All entries must be extracted exactly, with nothing added or dropped.

[Stored entries]
□ □ □ □

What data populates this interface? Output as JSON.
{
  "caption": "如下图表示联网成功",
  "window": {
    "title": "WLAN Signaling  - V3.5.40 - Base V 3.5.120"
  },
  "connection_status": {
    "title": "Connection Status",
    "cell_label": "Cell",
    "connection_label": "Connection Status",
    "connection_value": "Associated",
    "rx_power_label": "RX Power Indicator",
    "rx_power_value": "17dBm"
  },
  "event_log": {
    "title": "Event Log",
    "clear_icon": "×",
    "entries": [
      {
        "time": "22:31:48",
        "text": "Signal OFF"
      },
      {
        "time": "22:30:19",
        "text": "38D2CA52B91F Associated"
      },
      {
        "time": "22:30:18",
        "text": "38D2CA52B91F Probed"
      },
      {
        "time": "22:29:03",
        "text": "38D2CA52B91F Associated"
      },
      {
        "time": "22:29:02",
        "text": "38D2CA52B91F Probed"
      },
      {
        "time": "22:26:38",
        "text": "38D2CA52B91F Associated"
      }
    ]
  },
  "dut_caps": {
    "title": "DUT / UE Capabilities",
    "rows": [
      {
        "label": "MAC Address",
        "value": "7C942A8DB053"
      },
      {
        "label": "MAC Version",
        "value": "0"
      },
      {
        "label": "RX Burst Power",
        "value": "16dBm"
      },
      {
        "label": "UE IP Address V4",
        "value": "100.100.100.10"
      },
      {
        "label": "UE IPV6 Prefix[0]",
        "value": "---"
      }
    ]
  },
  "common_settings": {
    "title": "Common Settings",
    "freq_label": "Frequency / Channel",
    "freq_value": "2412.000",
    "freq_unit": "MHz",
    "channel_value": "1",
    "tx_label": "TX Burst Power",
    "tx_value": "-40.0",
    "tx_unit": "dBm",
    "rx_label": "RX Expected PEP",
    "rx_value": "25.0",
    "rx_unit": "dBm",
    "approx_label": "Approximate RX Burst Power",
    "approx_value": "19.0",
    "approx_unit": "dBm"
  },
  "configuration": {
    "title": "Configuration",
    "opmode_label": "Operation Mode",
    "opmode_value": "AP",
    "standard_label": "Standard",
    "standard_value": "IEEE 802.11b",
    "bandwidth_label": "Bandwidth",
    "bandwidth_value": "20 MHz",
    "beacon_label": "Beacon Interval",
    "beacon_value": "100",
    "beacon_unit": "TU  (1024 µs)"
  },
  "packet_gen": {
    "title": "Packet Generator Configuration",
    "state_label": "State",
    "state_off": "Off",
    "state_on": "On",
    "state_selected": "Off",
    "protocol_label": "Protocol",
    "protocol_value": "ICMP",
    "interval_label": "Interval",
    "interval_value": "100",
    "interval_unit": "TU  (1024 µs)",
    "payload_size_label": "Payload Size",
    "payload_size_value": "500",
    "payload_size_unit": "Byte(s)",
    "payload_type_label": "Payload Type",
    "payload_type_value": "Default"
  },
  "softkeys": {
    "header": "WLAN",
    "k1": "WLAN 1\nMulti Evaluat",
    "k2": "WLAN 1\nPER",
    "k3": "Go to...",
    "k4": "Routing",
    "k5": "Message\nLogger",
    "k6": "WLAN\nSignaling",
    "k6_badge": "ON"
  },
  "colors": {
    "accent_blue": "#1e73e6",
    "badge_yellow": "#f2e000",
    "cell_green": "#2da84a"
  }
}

□ □ □ □

> **RESPONSE TO THIS TASK**
What data populates this interface? Output as JSON.
{
  "caption": "如下图表示联网成功",
  "window": {
    "title": "WLAN Signaling  - V3.5.40 - Base V 3.5.120"
  },
  "connection_status": {
    "title": "Connection Status",
    "cell_label": "Cell",
    "connection_label": "Connection Status",
    "connection_value": "Associated",
    "rx_power_label": "RX Power Indicator",
    "rx_power_value": "17dBm"
  },
  "event_log": {
    "title": "Event Log",
    "clear_icon": "×",
    "entries": [
      {
        "time": "22:31:48",
        "text": "Signal OFF"
      },
      {
        "time": "22:30:19",
        "text": "38D2CA52B91F Associated"
      },
      {
        "time": "22:30:18",
        "text": "38D2CA52B91F Probed"
      },
      {
        "time": "22:29:03",
        "text": "38D2CA52B91F Associated"
      },
      {
        "time": "22:29:02",
        "text": "38D2CA52B91F Probed"
      },
      {
        "time": "22:26:38",
        "text": "38D2CA52B91F Associated"
      }
    ]
  },
  "dut_caps": {
    "title": "DUT / UE Capabilities",
    "rows": [
      {
        "label": "MAC Address",
        "value": "7C942A8DB053"
      },
      {
        "label": "MAC Version",
        "value": "0"
      },
      {
        "label": "RX Burst Power",
        "value": "16dBm"
      },
      {
        "label": "UE IP Address V4",
        "value": "100.100.100.10"
      },
      {
        "label": "UE IPV6 Prefix[0]",
        "value": "---"
      }
    ]
  },
  "common_settings": {
    "title": "Common Settings",
    "freq_label": "Frequency / Channel",
    "freq_value": "2412.000",
    "freq_unit": "MHz",
    "channel_value": "1",
    "tx_label": "TX Burst Power",
    "tx_value": "-40.0",
    "tx_unit": "dBm",
    "rx_label": "RX Expected PEP",
    "rx_value": "25.0",
    "rx_unit": "dBm",
    "approx_label": "Approximate RX Burst Power",
    "approx_value": "19.0",
    "approx_unit": "dBm"
  },
  "configuration": {
    "title": "Configuration",
    "opmode_label": "Operation Mode",
    "opmode_value": "AP",
    "standard_label": "Standard",
    "standard_value": "IEEE 802.11b",
    "bandwidth_label": "Bandwidth",
    "bandwidth_value": "20 MHz",
    "beacon_label": "Beacon Interval",
    "beacon_value": "100",
    "beacon_unit": "TU  (1024 µs)"
  },
  "packet_gen": {
    "title": "Packet Generator Configuration",
    "state_label": "State",
    "state_off": "Off",
    "state_on": "On",
    "state_selected": "Off",
    "protocol_label": "Protocol",
    "protocol_value": "ICMP",
    "interval_label": "Interval",
    "interval_value": "100",
    "interval_unit": "TU  (1024 µs)",
    "payload_size_label": "Payload Size",
    "payload_size_value": "500",
    "payload_size_unit": "Byte(s)",
    "payload_type_label": "Payload Type",
    "payload_type_value": "Default"
  },
  "softkeys": {
    "header": "WLAN",
    "k1": "WLAN 1\nMulti Evaluat",
    "k2": "WLAN 1\nPER",
    "k3": "Go to...",
    "k4": "Routing",
    "k5": "Message\nLogger",
    "k6": "WLAN\nSignaling",
    "k6_badge": "ON"
  },
  "colors": {
    "accent_blue": "#1e73e6",
    "badge_yellow": "#f2e000",
    "cell_green": "#2da84a"
  }
}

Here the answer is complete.